** BEGIN RECORDS SHOWN **

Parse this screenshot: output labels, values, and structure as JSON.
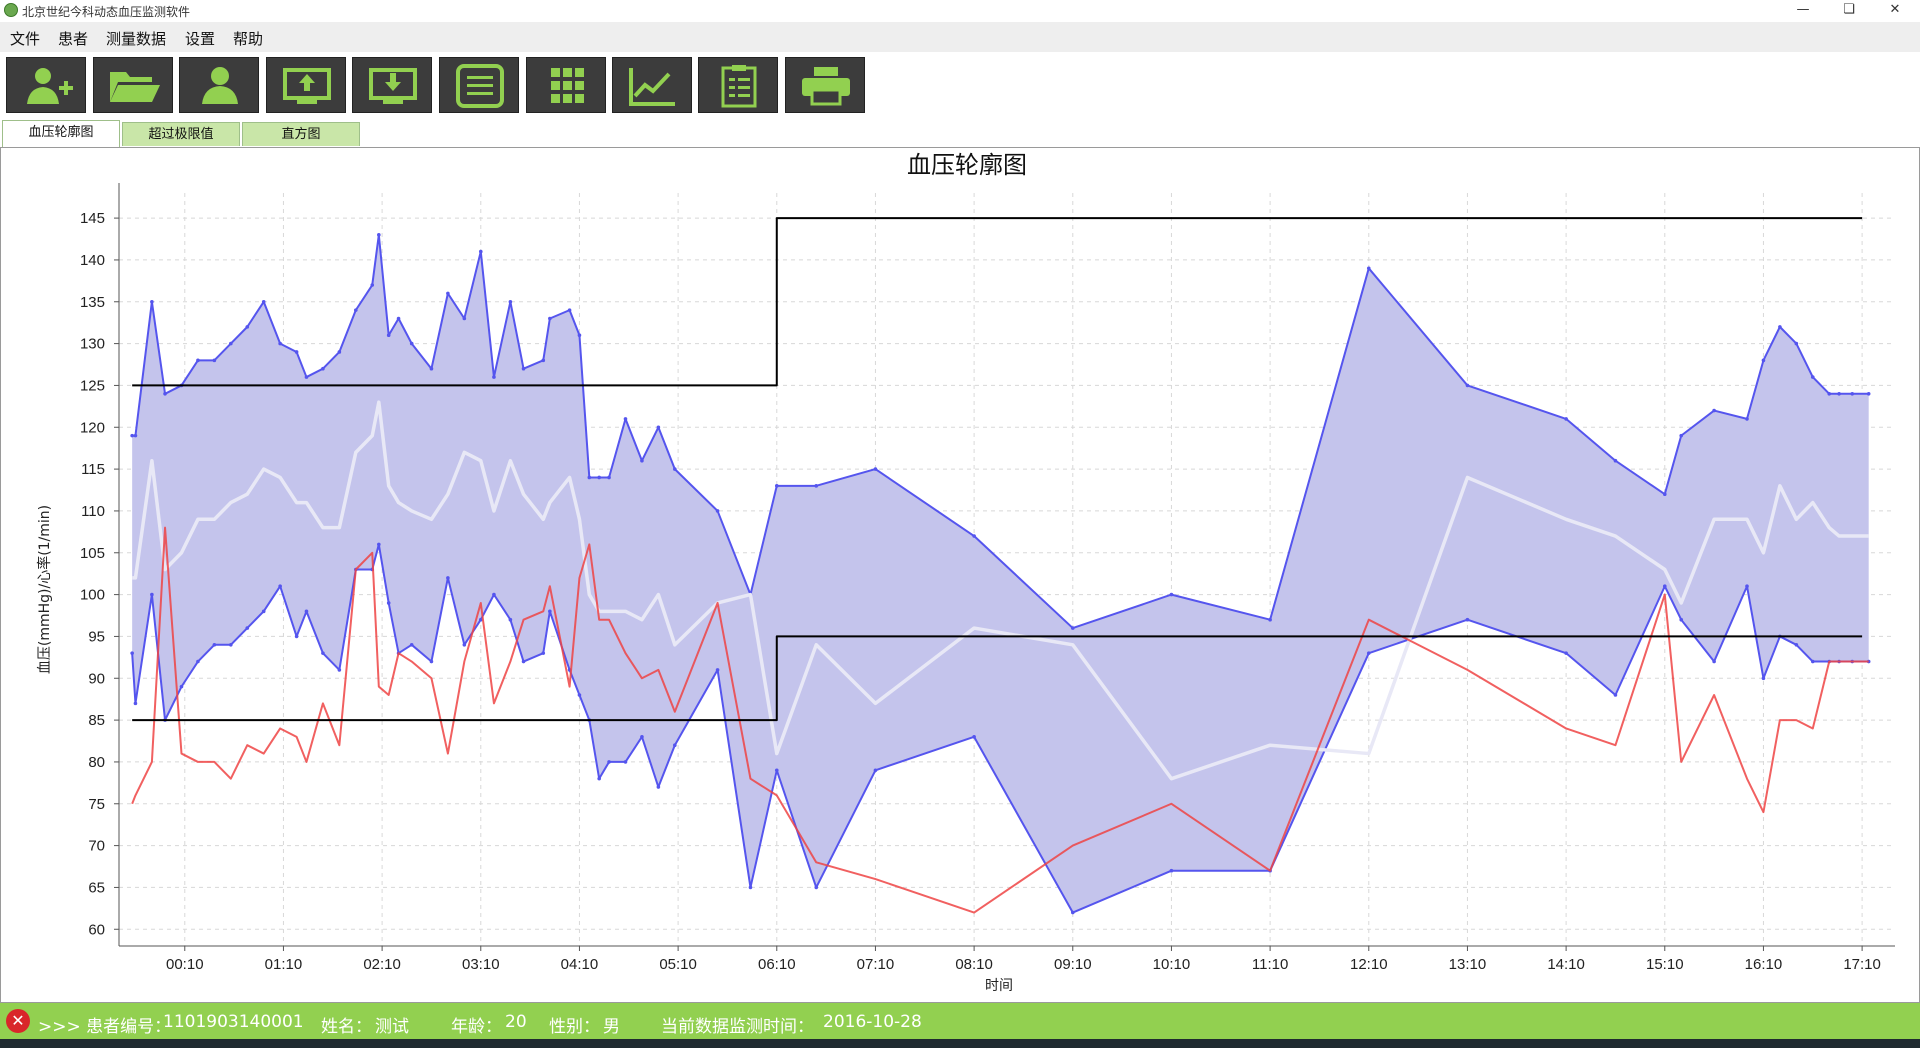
{
  "window": {
    "title": "北京世纪今科动态血压监测软件"
  },
  "menu": [
    "文件",
    "患者",
    "测量数据",
    "设置",
    "帮助"
  ],
  "toolbar": {
    "buttons": [
      {
        "icon": "add-patient-icon"
      },
      {
        "icon": "open-folder-icon"
      },
      {
        "icon": "patient-icon"
      },
      {
        "icon": "upload-monitor-icon"
      },
      {
        "icon": "download-monitor-icon"
      },
      {
        "icon": "list-icon"
      },
      {
        "icon": "grid-icon"
      },
      {
        "icon": "line-chart-icon"
      },
      {
        "icon": "clipboard-icon"
      },
      {
        "icon": "printer-icon"
      }
    ],
    "accent": "#92d050",
    "bg": "#3c3c3c"
  },
  "tabs": [
    "血压轮廓图",
    "超过极限值",
    "直方图"
  ],
  "active_tab": 0,
  "chart_data": {
    "type": "line",
    "title": "血压轮廓图",
    "xlabel": "时间",
    "ylabel": "血压(mmHg)/心率(1/min)",
    "ylim": [
      58,
      148
    ],
    "yticks": [
      60,
      65,
      70,
      75,
      80,
      85,
      90,
      95,
      100,
      105,
      110,
      115,
      120,
      125,
      130,
      135,
      140,
      145
    ],
    "x_unit": "minutes since 00:00 (shown as HH:MM)",
    "xlim": [
      -30,
      1050
    ],
    "xticks": [
      10,
      70,
      130,
      190,
      250,
      310,
      370,
      430,
      490,
      550,
      610,
      670,
      730,
      790,
      850,
      910,
      970,
      1030
    ],
    "xtick_labels": [
      "00:10",
      "01:10",
      "02:10",
      "03:10",
      "04:10",
      "05:10",
      "06:10",
      "07:10",
      "08:10",
      "09:10",
      "10:10",
      "11:10",
      "12:10",
      "13:10",
      "14:10",
      "15:10",
      "16:10",
      "17:10"
    ],
    "grid": true,
    "band_color": "#c4c4ec",
    "series": [
      {
        "color": "#5555ee",
        "x": [
          -22,
          -20,
          -10,
          -2,
          8,
          18,
          28,
          38,
          48,
          58,
          68,
          78,
          84,
          94,
          104,
          114,
          124,
          128,
          134,
          140,
          148,
          160,
          170,
          180,
          190,
          198,
          208,
          216,
          228,
          232,
          244,
          250,
          256,
          262,
          268,
          278,
          288,
          298,
          308,
          334,
          354,
          370,
          394,
          430,
          490,
          550,
          610,
          670,
          730,
          790,
          850,
          880,
          910,
          920,
          940,
          960,
          970,
          980,
          990,
          1000,
          1010,
          1016,
          1024,
          1034
        ],
        "values": [
          119,
          119,
          135,
          124,
          125,
          128,
          128,
          130,
          132,
          135,
          130,
          129,
          126,
          127,
          129,
          134,
          137,
          143,
          131,
          133,
          130,
          127,
          136,
          133,
          141,
          126,
          135,
          127,
          128,
          133,
          134,
          131,
          114,
          114,
          114,
          121,
          116,
          120,
          115,
          110,
          100,
          113,
          113,
          115,
          107,
          96,
          100,
          97,
          139,
          125,
          121,
          116,
          112,
          119,
          122,
          121,
          128,
          132,
          130,
          126,
          124,
          124,
          124,
          124
        ]
      },
      {
        "color": "#5555ee",
        "x": [
          -22,
          -20,
          -10,
          -2,
          8,
          18,
          28,
          38,
          48,
          58,
          68,
          78,
          84,
          94,
          104,
          114,
          124,
          128,
          134,
          140,
          148,
          160,
          170,
          180,
          190,
          198,
          208,
          216,
          228,
          232,
          244,
          250,
          256,
          262,
          268,
          278,
          288,
          298,
          308,
          334,
          354,
          370,
          394,
          430,
          490,
          550,
          610,
          670,
          730,
          790,
          850,
          880,
          910,
          920,
          940,
          960,
          970,
          980,
          990,
          1000,
          1010,
          1016,
          1024,
          1034
        ],
        "values": [
          93,
          87,
          100,
          85,
          89,
          92,
          94,
          94,
          96,
          98,
          101,
          95,
          98,
          93,
          91,
          103,
          103,
          106,
          99,
          93,
          94,
          92,
          102,
          94,
          97,
          100,
          97,
          92,
          93,
          98,
          91,
          88,
          85,
          78,
          80,
          80,
          83,
          77,
          82,
          91,
          65,
          79,
          65,
          79,
          83,
          62,
          67,
          67,
          93,
          97,
          93,
          88,
          101,
          97,
          92,
          101,
          90,
          95,
          94,
          92,
          92,
          92,
          92,
          92
        ]
      },
      {
        "color": "#e8e8f6",
        "x": [
          -22,
          -20,
          -10,
          -2,
          8,
          18,
          28,
          38,
          48,
          58,
          68,
          78,
          84,
          94,
          104,
          114,
          124,
          128,
          134,
          140,
          148,
          160,
          170,
          180,
          190,
          198,
          208,
          216,
          228,
          232,
          244,
          250,
          256,
          262,
          268,
          278,
          288,
          298,
          308,
          334,
          354,
          370,
          394,
          430,
          490,
          550,
          610,
          670,
          730,
          790,
          850,
          880,
          910,
          920,
          940,
          960,
          970,
          980,
          990,
          1000,
          1010,
          1016,
          1024,
          1034
        ],
        "values": [
          102,
          102,
          116,
          103,
          105,
          109,
          109,
          111,
          112,
          115,
          114,
          111,
          111,
          108,
          108,
          117,
          119,
          123,
          113,
          111,
          110,
          109,
          112,
          117,
          116,
          110,
          116,
          112,
          109,
          111,
          114,
          109,
          100,
          98,
          98,
          98,
          97,
          100,
          94,
          99,
          100,
          81,
          94,
          87,
          96,
          94,
          78,
          82,
          81,
          114,
          109,
          107,
          103,
          99,
          109,
          109,
          105,
          113,
          109,
          111,
          108,
          107,
          107,
          107
        ]
      },
      {
        "color": "#ee4444",
        "x": [
          -22,
          -20,
          -10,
          -2,
          8,
          18,
          28,
          38,
          48,
          58,
          68,
          78,
          84,
          94,
          104,
          114,
          124,
          128,
          134,
          140,
          148,
          160,
          170,
          180,
          190,
          198,
          208,
          216,
          228,
          232,
          244,
          250,
          256,
          262,
          268,
          278,
          288,
          298,
          308,
          334,
          354,
          370,
          394,
          430,
          490,
          550,
          610,
          670,
          730,
          790,
          850,
          880,
          910,
          920,
          940,
          960,
          970,
          980,
          990,
          1000,
          1010,
          1016,
          1024,
          1034
        ],
        "values": [
          75,
          76,
          80,
          108,
          81,
          80,
          80,
          78,
          82,
          81,
          84,
          83,
          80,
          87,
          82,
          103,
          105,
          89,
          88,
          93,
          92,
          90,
          81,
          92,
          99,
          87,
          92,
          97,
          98,
          101,
          89,
          102,
          106,
          97,
          97,
          93,
          90,
          91,
          86,
          99,
          78,
          76,
          68,
          66,
          62,
          70,
          75,
          67,
          97,
          91,
          84,
          82,
          100,
          80,
          88,
          78,
          74,
          85,
          85,
          84,
          92,
          92,
          92,
          92
        ]
      },
      {
        "color": "#000000",
        "x": [
          -22,
          370,
          370,
          1030
        ],
        "values": [
          125,
          125,
          145,
          145
        ]
      },
      {
        "color": "#000000",
        "x": [
          -22,
          370,
          370,
          1030
        ],
        "values": [
          85,
          85,
          95,
          95
        ]
      }
    ]
  },
  "status": {
    "prefix": ">>> 患者编号：",
    "patient_id": "1101903140001",
    "name_label": "姓名：",
    "name": "测试",
    "age_label": "年龄：",
    "age": "20",
    "sex_label": "性别：",
    "sex": "男",
    "date_label": "当前数据监测时间：",
    "date": "2016-10-28"
  }
}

** END RECORDS SHOWN **

§ PROBLEM
Write out the records above exactly as they appear, leaving out any pictures.

§ TASK ANSWER
Parse this screenshot: output labels, values, and structure as JSON.
{
  "window": {
    "title": "北京世纪今科动态血压监测软件"
  },
  "menu": [
    "文件",
    "患者",
    "测量数据",
    "设置",
    "帮助"
  ],
  "toolbar": {
    "buttons": [
      {
        "icon": "add-patient-icon"
      },
      {
        "icon": "open-folder-icon"
      },
      {
        "icon": "patient-icon"
      },
      {
        "icon": "upload-monitor-icon"
      },
      {
        "icon": "download-monitor-icon"
      },
      {
        "icon": "list-icon"
      },
      {
        "icon": "grid-icon"
      },
      {
        "icon": "line-chart-icon"
      },
      {
        "icon": "clipboard-icon"
      },
      {
        "icon": "printer-icon"
      }
    ],
    "accent": "#92d050",
    "bg": "#3c3c3c"
  },
  "tabs": [
    "血压轮廓图",
    "超过极限值",
    "直方图"
  ],
  "active_tab": 0,
  "chart_data": {
    "type": "line",
    "title": "血压轮廓图",
    "xlabel": "时间",
    "ylabel": "血压(mmHg)/心率(1/min)",
    "ylim": [
      58,
      148
    ],
    "yticks": [
      60,
      65,
      70,
      75,
      80,
      85,
      90,
      95,
      100,
      105,
      110,
      115,
      120,
      125,
      130,
      135,
      140,
      145
    ],
    "x_unit": "minutes since 00:00 (shown as HH:MM)",
    "xlim": [
      -30,
      1050
    ],
    "xticks": [
      10,
      70,
      130,
      190,
      250,
      310,
      370,
      430,
      490,
      550,
      610,
      670,
      730,
      790,
      850,
      910,
      970,
      1030
    ],
    "xtick_labels": [
      "00:10",
      "01:10",
      "02:10",
      "03:10",
      "04:10",
      "05:10",
      "06:10",
      "07:10",
      "08:10",
      "09:10",
      "10:10",
      "11:10",
      "12:10",
      "13:10",
      "14:10",
      "15:10",
      "16:10",
      "17:10"
    ],
    "grid": true,
    "band_color": "#c4c4ec",
    "series": [
      {
        "color": "#5555ee",
        "x": [
          -22,
          -20,
          -10,
          -2,
          8,
          18,
          28,
          38,
          48,
          58,
          68,
          78,
          84,
          94,
          104,
          114,
          124,
          128,
          134,
          140,
          148,
          160,
          170,
          180,
          190,
          198,
          208,
          216,
          228,
          232,
          244,
          250,
          256,
          262,
          268,
          278,
          288,
          298,
          308,
          334,
          354,
          370,
          394,
          430,
          490,
          550,
          610,
          670,
          730,
          790,
          850,
          880,
          910,
          920,
          940,
          960,
          970,
          980,
          990,
          1000,
          1010,
          1016,
          1024,
          1034
        ],
        "values": [
          119,
          119,
          135,
          124,
          125,
          128,
          128,
          130,
          132,
          135,
          130,
          129,
          126,
          127,
          129,
          134,
          137,
          143,
          131,
          133,
          130,
          127,
          136,
          133,
          141,
          126,
          135,
          127,
          128,
          133,
          134,
          131,
          114,
          114,
          114,
          121,
          116,
          120,
          115,
          110,
          100,
          113,
          113,
          115,
          107,
          96,
          100,
          97,
          139,
          125,
          121,
          116,
          112,
          119,
          122,
          121,
          128,
          132,
          130,
          126,
          124,
          124,
          124,
          124
        ]
      },
      {
        "color": "#5555ee",
        "x": [
          -22,
          -20,
          -10,
          -2,
          8,
          18,
          28,
          38,
          48,
          58,
          68,
          78,
          84,
          94,
          104,
          114,
          124,
          128,
          134,
          140,
          148,
          160,
          170,
          180,
          190,
          198,
          208,
          216,
          228,
          232,
          244,
          250,
          256,
          262,
          268,
          278,
          288,
          298,
          308,
          334,
          354,
          370,
          394,
          430,
          490,
          550,
          610,
          670,
          730,
          790,
          850,
          880,
          910,
          920,
          940,
          960,
          970,
          980,
          990,
          1000,
          1010,
          1016,
          1024,
          1034
        ],
        "values": [
          93,
          87,
          100,
          85,
          89,
          92,
          94,
          94,
          96,
          98,
          101,
          95,
          98,
          93,
          91,
          103,
          103,
          106,
          99,
          93,
          94,
          92,
          102,
          94,
          97,
          100,
          97,
          92,
          93,
          98,
          91,
          88,
          85,
          78,
          80,
          80,
          83,
          77,
          82,
          91,
          65,
          79,
          65,
          79,
          83,
          62,
          67,
          67,
          93,
          97,
          93,
          88,
          101,
          97,
          92,
          101,
          90,
          95,
          94,
          92,
          92,
          92,
          92,
          92
        ]
      },
      {
        "color": "#e8e8f6",
        "x": [
          -22,
          -20,
          -10,
          -2,
          8,
          18,
          28,
          38,
          48,
          58,
          68,
          78,
          84,
          94,
          104,
          114,
          124,
          128,
          134,
          140,
          148,
          160,
          170,
          180,
          190,
          198,
          208,
          216,
          228,
          232,
          244,
          250,
          256,
          262,
          268,
          278,
          288,
          298,
          308,
          334,
          354,
          370,
          394,
          430,
          490,
          550,
          610,
          670,
          730,
          790,
          850,
          880,
          910,
          920,
          940,
          960,
          970,
          980,
          990,
          1000,
          1010,
          1016,
          1024,
          1034
        ],
        "values": [
          102,
          102,
          116,
          103,
          105,
          109,
          109,
          111,
          112,
          115,
          114,
          111,
          111,
          108,
          108,
          117,
          119,
          123,
          113,
          111,
          110,
          109,
          112,
          117,
          116,
          110,
          116,
          112,
          109,
          111,
          114,
          109,
          100,
          98,
          98,
          98,
          97,
          100,
          94,
          99,
          100,
          81,
          94,
          87,
          96,
          94,
          78,
          82,
          81,
          114,
          109,
          107,
          103,
          99,
          109,
          109,
          105,
          113,
          109,
          111,
          108,
          107,
          107,
          107
        ]
      },
      {
        "color": "#ee4444",
        "x": [
          -22,
          -20,
          -10,
          -2,
          8,
          18,
          28,
          38,
          48,
          58,
          68,
          78,
          84,
          94,
          104,
          114,
          124,
          128,
          134,
          140,
          148,
          160,
          170,
          180,
          190,
          198,
          208,
          216,
          228,
          232,
          244,
          250,
          256,
          262,
          268,
          278,
          288,
          298,
          308,
          334,
          354,
          370,
          394,
          430,
          490,
          550,
          610,
          670,
          730,
          790,
          850,
          880,
          910,
          920,
          940,
          960,
          970,
          980,
          990,
          1000,
          1010,
          1016,
          1024,
          1034
        ],
        "values": [
          75,
          76,
          80,
          108,
          81,
          80,
          80,
          78,
          82,
          81,
          84,
          83,
          80,
          87,
          82,
          103,
          105,
          89,
          88,
          93,
          92,
          90,
          81,
          92,
          99,
          87,
          92,
          97,
          98,
          101,
          89,
          102,
          106,
          97,
          97,
          93,
          90,
          91,
          86,
          99,
          78,
          76,
          68,
          66,
          62,
          70,
          75,
          67,
          97,
          91,
          84,
          82,
          100,
          80,
          88,
          78,
          74,
          85,
          85,
          84,
          92,
          92,
          92,
          92
        ]
      },
      {
        "color": "#000000",
        "x": [
          -22,
          370,
          370,
          1030
        ],
        "values": [
          125,
          125,
          145,
          145
        ]
      },
      {
        "color": "#000000",
        "x": [
          -22,
          370,
          370,
          1030
        ],
        "values": [
          85,
          85,
          95,
          95
        ]
      }
    ]
  },
  "status": {
    "prefix": ">>> 患者编号：",
    "patient_id": "1101903140001",
    "name_label": "姓名：",
    "name": "测试",
    "age_label": "年龄：",
    "age": "20",
    "sex_label": "性别：",
    "sex": "男",
    "date_label": "当前数据监测时间：",
    "date": "2016-10-28"
  }
}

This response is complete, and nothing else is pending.